● **SHORT TASK**
In the entries below, how many lines hold the string "centers"? Give only the number.

● **Items from a figure collection**

"""

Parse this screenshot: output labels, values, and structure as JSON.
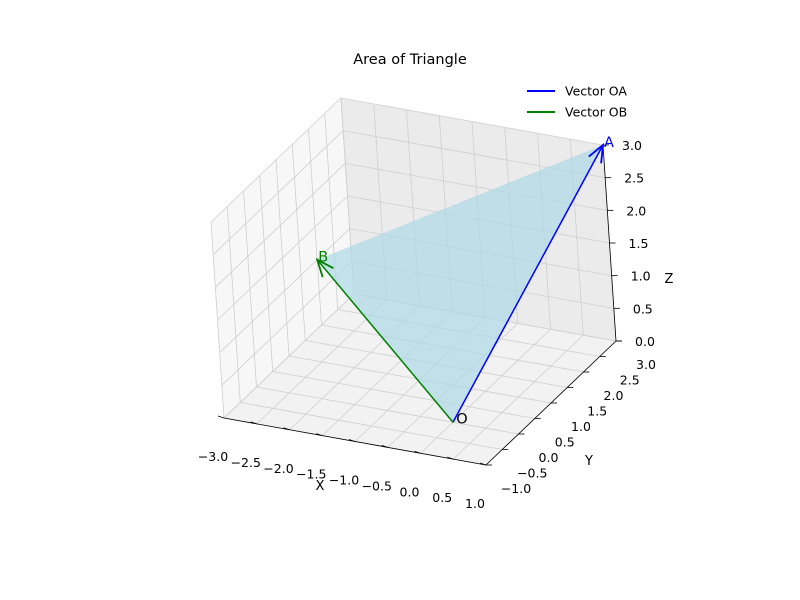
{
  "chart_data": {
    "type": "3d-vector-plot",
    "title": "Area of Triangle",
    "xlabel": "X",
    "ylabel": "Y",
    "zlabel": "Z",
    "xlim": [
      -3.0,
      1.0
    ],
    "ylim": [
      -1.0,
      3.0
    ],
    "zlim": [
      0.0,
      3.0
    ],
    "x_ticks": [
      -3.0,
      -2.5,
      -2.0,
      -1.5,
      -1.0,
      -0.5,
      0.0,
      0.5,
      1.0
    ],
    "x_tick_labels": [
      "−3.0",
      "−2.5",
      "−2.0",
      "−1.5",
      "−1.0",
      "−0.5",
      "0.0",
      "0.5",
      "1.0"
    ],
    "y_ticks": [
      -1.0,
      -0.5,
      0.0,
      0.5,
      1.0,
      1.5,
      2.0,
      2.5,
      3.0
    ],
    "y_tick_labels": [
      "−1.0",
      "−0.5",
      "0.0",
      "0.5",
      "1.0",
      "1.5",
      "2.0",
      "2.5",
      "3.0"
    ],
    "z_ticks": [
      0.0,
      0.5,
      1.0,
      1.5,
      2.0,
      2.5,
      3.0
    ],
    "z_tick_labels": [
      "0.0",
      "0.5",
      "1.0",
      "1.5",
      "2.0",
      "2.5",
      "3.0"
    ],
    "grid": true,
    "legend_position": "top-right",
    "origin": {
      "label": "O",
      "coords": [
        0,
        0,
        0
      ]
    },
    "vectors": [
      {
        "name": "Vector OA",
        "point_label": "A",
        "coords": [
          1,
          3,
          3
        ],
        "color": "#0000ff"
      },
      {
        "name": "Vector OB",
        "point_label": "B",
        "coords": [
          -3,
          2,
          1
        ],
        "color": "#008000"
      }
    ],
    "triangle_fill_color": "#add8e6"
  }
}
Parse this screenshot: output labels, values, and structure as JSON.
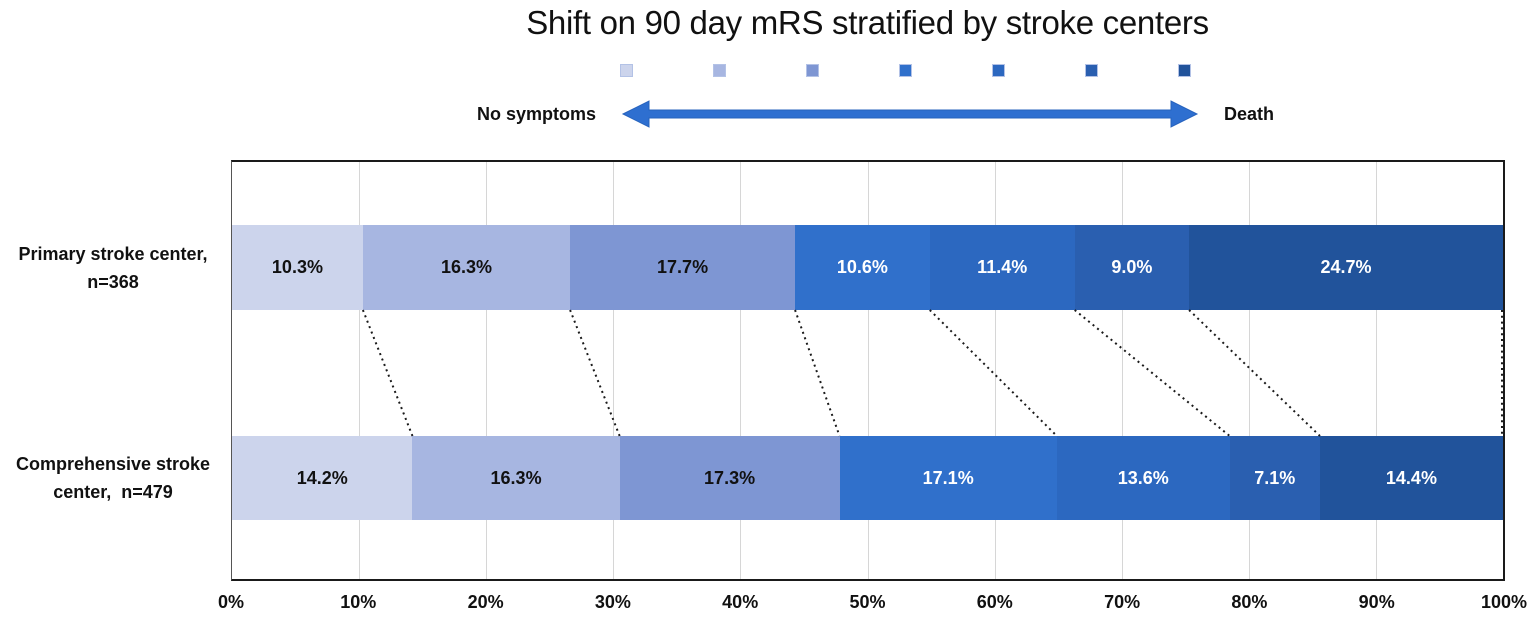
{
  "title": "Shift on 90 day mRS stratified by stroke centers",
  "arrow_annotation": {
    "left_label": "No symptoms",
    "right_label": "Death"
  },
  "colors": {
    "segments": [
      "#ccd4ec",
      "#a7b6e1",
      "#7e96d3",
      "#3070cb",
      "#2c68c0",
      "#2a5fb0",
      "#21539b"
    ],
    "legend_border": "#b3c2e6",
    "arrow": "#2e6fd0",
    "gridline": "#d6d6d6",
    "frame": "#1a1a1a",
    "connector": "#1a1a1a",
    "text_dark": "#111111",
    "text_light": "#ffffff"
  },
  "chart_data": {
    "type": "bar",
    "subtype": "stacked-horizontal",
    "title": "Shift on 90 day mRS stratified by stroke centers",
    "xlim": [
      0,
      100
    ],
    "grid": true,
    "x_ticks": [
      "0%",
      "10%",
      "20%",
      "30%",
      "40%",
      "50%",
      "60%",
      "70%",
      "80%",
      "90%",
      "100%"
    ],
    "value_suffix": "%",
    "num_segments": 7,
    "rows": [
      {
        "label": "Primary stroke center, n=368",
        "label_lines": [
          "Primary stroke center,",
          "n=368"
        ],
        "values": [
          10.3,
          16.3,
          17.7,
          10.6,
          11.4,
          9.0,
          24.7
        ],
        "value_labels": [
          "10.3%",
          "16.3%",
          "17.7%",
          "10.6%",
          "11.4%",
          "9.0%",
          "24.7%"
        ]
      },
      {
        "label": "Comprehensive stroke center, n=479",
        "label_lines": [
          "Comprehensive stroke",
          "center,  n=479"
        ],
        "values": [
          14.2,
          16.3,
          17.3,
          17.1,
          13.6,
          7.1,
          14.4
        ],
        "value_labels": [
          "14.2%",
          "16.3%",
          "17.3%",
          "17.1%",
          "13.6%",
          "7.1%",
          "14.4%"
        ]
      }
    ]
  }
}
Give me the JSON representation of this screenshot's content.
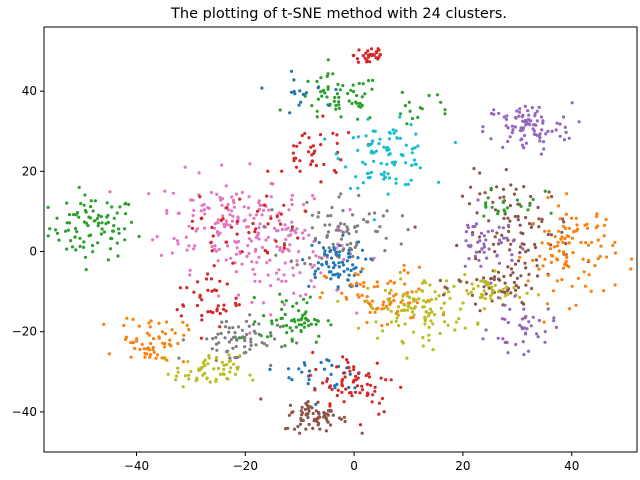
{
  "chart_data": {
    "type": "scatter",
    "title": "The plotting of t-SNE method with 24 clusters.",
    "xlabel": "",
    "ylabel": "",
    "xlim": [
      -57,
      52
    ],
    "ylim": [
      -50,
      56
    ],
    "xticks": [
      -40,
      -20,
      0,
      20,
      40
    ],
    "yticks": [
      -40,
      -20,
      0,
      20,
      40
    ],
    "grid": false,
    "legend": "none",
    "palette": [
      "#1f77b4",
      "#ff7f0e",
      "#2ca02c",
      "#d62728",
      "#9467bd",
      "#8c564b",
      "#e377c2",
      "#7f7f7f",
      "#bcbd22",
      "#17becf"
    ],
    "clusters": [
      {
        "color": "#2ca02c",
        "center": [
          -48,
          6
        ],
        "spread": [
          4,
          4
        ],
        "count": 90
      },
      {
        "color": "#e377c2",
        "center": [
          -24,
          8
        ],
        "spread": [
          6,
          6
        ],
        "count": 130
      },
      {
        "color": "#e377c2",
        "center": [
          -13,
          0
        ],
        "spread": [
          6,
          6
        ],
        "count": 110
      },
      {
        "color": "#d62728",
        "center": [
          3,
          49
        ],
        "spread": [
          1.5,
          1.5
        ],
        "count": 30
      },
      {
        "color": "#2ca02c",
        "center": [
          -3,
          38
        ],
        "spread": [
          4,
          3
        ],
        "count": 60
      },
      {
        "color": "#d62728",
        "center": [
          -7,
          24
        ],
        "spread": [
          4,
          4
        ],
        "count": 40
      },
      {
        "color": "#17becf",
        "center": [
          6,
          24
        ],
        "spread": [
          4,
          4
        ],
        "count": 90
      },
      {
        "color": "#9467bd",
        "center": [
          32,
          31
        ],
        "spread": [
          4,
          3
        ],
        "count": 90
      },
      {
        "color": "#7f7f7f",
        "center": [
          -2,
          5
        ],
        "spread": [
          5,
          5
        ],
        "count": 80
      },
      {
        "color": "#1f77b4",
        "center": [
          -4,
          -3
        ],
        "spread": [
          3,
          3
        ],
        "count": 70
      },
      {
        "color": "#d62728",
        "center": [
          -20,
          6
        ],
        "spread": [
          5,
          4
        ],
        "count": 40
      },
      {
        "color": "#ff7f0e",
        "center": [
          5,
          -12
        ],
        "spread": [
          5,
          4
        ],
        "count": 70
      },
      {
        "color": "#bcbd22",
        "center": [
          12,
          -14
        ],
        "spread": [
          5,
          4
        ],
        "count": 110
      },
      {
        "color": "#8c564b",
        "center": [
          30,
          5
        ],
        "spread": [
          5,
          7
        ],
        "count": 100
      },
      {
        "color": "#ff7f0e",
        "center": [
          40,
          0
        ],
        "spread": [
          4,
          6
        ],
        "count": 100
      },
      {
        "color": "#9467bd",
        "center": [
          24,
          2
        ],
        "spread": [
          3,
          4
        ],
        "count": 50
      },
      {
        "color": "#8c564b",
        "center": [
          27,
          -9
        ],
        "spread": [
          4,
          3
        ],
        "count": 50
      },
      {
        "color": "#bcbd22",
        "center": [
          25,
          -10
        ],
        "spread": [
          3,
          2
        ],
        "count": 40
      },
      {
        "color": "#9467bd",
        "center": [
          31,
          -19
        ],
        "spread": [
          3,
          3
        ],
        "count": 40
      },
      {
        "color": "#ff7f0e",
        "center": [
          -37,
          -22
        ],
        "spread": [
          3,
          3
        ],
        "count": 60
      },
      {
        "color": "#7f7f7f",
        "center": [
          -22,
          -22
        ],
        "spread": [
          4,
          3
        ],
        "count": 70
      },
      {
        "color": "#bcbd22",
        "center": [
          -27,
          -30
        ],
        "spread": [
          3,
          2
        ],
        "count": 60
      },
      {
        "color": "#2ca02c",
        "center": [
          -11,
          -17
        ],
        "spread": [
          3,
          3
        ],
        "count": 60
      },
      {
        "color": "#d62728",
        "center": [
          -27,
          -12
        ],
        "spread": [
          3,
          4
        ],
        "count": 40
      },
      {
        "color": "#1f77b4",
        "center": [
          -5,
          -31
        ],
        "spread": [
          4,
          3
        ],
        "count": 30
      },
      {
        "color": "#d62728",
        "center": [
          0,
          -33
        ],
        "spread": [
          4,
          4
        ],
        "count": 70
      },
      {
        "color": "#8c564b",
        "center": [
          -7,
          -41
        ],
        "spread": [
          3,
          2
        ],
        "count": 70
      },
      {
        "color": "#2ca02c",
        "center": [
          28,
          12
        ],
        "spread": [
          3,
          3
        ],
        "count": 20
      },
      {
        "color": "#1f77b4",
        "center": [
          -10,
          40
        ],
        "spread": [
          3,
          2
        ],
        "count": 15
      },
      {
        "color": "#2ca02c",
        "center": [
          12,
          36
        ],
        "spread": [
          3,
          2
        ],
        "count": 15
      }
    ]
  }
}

"""

● **THE REPLY**
2